**Task to carry out:**
Copy out every record below, word for word.

Data records:
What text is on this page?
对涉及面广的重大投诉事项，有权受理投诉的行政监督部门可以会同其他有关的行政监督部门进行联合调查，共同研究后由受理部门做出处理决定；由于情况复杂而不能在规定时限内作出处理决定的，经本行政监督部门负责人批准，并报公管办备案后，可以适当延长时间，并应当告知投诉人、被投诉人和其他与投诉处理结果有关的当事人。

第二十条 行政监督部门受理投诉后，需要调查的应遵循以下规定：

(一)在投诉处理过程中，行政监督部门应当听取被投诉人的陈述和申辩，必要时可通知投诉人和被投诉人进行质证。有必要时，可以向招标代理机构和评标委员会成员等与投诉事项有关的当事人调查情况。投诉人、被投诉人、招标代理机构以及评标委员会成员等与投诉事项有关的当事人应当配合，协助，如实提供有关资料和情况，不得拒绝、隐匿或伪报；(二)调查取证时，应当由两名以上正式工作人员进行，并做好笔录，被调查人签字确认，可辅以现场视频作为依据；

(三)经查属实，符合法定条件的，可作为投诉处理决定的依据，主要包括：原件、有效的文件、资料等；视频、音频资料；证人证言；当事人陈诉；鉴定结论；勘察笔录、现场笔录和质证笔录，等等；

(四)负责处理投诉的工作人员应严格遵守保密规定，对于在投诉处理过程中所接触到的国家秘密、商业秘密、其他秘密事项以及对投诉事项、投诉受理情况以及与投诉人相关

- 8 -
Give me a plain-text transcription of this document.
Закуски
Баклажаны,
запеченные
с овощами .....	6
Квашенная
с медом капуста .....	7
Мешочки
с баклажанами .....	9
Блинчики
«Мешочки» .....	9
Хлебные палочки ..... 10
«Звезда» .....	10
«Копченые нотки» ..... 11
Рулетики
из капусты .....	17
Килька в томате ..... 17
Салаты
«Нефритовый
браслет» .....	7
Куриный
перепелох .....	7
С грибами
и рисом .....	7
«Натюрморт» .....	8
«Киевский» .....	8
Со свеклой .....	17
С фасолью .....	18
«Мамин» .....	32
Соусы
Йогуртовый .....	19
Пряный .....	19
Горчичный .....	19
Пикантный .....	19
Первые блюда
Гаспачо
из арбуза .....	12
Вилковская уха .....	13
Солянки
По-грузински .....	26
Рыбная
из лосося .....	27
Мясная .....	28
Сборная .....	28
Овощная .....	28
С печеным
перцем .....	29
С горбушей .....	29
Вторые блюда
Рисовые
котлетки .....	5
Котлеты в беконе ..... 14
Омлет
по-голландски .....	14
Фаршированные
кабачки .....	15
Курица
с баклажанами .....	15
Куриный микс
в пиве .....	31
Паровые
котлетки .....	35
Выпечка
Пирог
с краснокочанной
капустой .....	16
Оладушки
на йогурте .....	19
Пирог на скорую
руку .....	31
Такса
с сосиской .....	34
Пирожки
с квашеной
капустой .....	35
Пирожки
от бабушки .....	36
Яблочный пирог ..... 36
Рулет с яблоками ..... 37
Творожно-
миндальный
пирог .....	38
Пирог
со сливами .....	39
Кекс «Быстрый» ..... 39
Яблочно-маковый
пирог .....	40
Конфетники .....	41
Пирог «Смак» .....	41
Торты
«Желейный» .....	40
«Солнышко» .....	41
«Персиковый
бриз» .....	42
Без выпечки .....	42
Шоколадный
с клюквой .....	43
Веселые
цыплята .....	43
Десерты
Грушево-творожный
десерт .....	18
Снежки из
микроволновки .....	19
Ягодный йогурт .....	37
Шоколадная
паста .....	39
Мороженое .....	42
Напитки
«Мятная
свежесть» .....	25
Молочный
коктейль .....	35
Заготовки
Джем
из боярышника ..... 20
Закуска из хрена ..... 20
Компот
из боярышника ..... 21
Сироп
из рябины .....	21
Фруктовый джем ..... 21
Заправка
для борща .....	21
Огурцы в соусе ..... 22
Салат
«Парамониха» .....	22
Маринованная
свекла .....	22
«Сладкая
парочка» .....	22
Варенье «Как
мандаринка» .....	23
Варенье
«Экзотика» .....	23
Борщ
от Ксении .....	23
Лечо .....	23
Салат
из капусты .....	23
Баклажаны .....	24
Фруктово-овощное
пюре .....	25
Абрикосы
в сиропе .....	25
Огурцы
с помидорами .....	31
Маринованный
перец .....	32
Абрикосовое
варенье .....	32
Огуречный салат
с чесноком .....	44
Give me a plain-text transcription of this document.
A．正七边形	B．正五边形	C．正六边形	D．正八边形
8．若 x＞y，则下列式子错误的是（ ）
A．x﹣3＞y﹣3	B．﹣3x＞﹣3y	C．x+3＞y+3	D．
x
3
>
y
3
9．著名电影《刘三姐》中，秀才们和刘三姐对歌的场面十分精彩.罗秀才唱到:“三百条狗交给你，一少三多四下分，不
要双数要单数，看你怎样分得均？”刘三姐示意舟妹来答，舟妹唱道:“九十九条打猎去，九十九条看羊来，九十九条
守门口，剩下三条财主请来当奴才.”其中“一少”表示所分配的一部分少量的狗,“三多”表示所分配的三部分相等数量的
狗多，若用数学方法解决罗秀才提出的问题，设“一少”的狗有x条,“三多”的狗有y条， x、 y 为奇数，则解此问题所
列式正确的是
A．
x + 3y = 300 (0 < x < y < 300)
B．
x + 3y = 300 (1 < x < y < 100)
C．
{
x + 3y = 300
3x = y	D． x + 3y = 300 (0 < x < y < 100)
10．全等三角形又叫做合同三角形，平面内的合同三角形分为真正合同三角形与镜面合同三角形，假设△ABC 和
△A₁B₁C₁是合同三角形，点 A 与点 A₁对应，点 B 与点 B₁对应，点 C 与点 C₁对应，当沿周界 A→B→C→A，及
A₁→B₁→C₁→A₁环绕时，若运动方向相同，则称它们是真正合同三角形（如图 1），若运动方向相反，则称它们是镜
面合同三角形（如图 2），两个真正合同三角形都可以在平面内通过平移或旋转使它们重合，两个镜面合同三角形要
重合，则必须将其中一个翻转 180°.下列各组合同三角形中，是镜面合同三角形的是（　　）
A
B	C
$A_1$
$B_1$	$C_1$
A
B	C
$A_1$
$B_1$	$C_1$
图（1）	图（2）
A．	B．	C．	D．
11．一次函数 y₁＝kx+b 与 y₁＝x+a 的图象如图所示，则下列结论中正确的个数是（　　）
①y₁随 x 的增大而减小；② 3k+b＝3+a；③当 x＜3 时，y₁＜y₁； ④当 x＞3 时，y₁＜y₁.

**Solution for this exercise:**
What text is on this page?
对涉及面广的重大投诉事项，有权受理投诉的行政监督部门可以会同其他有关的行政监督部门进行联合调查，共同研究后由受理部门做出处理决定；由于情况复杂而不能在规定时限内作出处理决定的，经本行政监督部门负责人批准，并报公管办备案后，可以适当延长时间，并应当告知投诉人、被投诉人和其他与投诉处理结果有关的当事人。

第二十条 行政监督部门受理投诉后，需要调查的应遵循以下规定：

(一)在投诉处理过程中，行政监督部门应当听取被投诉人的陈述和申辩，必要时可通知投诉人和被投诉人进行质证。有必要时，可以向招标代理机构和评标委员会成员等与投诉事项有关的当事人调查情况。投诉人、被投诉人、招标代理机构以及评标委员会成员等与投诉事项有关的当事人应当配合，协助，如实提供有关资料和情况，不得拒绝、隐匿或伪报；(二)调查取证时，应当由两名以上正式工作人员进行，并做好笔录，被调查人签字确认，可辅以现场视频作为依据；

(三)经查属实，符合法定条件的，可作为投诉处理决定的依据，主要包括：原件、有效的文件、资料等；视频、音频资料；证人证言；当事人陈诉；鉴定结论；勘察笔录、现场笔录和质证笔录，等等；

(四)负责处理投诉的工作人员应严格遵守保密规定，对于在投诉处理过程中所接触到的国家秘密、商业秘密、其他秘密事项以及对投诉事项、投诉受理情况以及与投诉人相关

- 8 -
Give me a plain-text transcription of this document.
Закуски
Баклажаны,
запеченные
с овощами .....	6
Квашенная
с медом капуста .....	7
Мешочки
с баклажанами .....	9
Блинчики
«Мешочки» .....	9
Хлебные палочки ..... 10
«Звезда» .....	10
«Копченые нотки» ..... 11
Рулетики
из капусты .....	17
Килька в томате ..... 17
Салаты
«Нефритовый
браслет» .....	7
Куриный
перепелох .....	7
С грибами
и рисом .....	7
«Натюрморт» .....	8
«Киевский» .....	8
Со свеклой .....	17
С фасолью .....	18
«Мамин» .....	32
Соусы
Йогуртовый .....	19
Пряный .....	19
Горчичный .....	19
Пикантный .....	19
Первые блюда
Гаспачо
из арбуза .....	12
Вилковская уха .....	13
Солянки
По-грузински .....	26
Рыбная
из лосося .....	27
Мясная .....	28
Сборная .....	28
Овощная .....	28
С печеным
перцем .....	29
С горбушей .....	29
Вторые блюда
Рисовые
котлетки .....	5
Котлеты в беконе ..... 14
Омлет
по-голландски .....	14
Фаршированные
кабачки .....	15
Курица
с баклажанами .....	15
Куриный микс
в пиве .....	31
Паровые
котлетки .....	35
Выпечка
Пирог
с краснокочанной
капустой .....	16
Оладушки
на йогурте .....	19
Пирог на скорую
руку .....	31
Такса
с сосиской .....	34
Пирожки
с квашеной
капустой .....	35
Пирожки
от бабушки .....	36
Яблочный пирог ..... 36
Рулет с яблоками ..... 37
Творожно-
миндальный
пирог .....	38
Пирог
со сливами .....	39
Кекс «Быстрый» ..... 39
Яблочно-маковый
пирог .....	40
Конфетники .....	41
Пирог «Смак» .....	41
Торты
«Желейный» .....	40
«Солнышко» .....	41
«Персиковый
бриз» .....	42
Без выпечки .....	42
Шоколадный
с клюквой .....	43
Веселые
цыплята .....	43
Десерты
Грушево-творожный
десерт .....	18
Снежки из
микроволновки .....	19
Ягодный йогурт .....	37
Шоколадная
паста .....	39
Мороженое .....	42
Напитки
«Мятная
свежесть» .....	25
Молочный
коктейль .....	35
Заготовки
Джем
из боярышника ..... 20
Закуска из хрена ..... 20
Компот
из боярышника ..... 21
Сироп
из рябины .....	21
Фруктовый джем ..... 21
Заправка
для борща .....	21
Огурцы в соусе ..... 22
Салат
«Парамониха» .....	22
Маринованная
свекла .....	22
«Сладкая
парочка» .....	22
Варенье «Как
мандаринка» .....	23
Варенье
«Экзотика» .....	23
Борщ
от Ксении .....	23
Лечо .....	23
Салат
из капусты .....	23
Баклажаны .....	24
Фруктово-овощное
пюре .....	25
Абрикосы
в сиропе .....	25
Огурцы
с помидорами .....	31
Маринованный
перец .....	32
Абрикосовое
варенье .....	32
Огуречный салат
с чесноком .....	44
Give me a plain-text transcription of this document.
A．正七边形	B．正五边形	C．正六边形	D．正八边形
8．若 x＞y，则下列式子错误的是（ ）
A．x﹣3＞y﹣3	B．﹣3x＞﹣3y	C．x+3＞y+3	D．
x
3
>
y
3
9．著名电影《刘三姐》中，秀才们和刘三姐对歌的场面十分精彩.罗秀才唱到:“三百条狗交给你，一少三多四下分，不
要双数要单数，看你怎样分得均？”刘三姐示意舟妹来答，舟妹唱道:“九十九条打猎去，九十九条看羊来，九十九条
守门口，剩下三条财主请来当奴才.”其中“一少”表示所分配的一部分少量的狗,“三多”表示所分配的三部分相等数量的
狗多，若用数学方法解决罗秀才提出的问题，设“一少”的狗有x条,“三多”的狗有y条， x、 y 为奇数，则解此问题所
列式正确的是
A．
x + 3y = 300 (0 < x < y < 300)
B．
x + 3y = 300 (1 < x < y < 100)
C．
{
x + 3y = 300
3x = y	D． x + 3y = 300 (0 < x < y < 100)
10．全等三角形又叫做合同三角形，平面内的合同三角形分为真正合同三角形与镜面合同三角形，假设△ABC 和
△A₁B₁C₁是合同三角形，点 A 与点 A₁对应，点 B 与点 B₁对应，点 C 与点 C₁对应，当沿周界 A→B→C→A，及
A₁→B₁→C₁→A₁环绕时，若运动方向相同，则称它们是真正合同三角形（如图 1），若运动方向相反，则称它们是镜
面合同三角形（如图 2），两个真正合同三角形都可以在平面内通过平移或旋转使它们重合，两个镜面合同三角形要
重合，则必须将其中一个翻转 180°.下列各组合同三角形中，是镜面合同三角形的是（　　）
A
B	C
$A_1$
$B_1$	$C_1$
A
B	C
$A_1$
$B_1$	$C_1$
图（1）	图（2）
A．	B．	C．	D．
11．一次函数 y₁＝kx+b 与 y₁＝x+a 的图象如图所示，则下列结论中正确的个数是（　　）
①y₁随 x 的增大而减小；② 3k+b＝3+a；③当 x＜3 时，y₁＜y₁； ④当 x＞3 时，y₁＜y₁.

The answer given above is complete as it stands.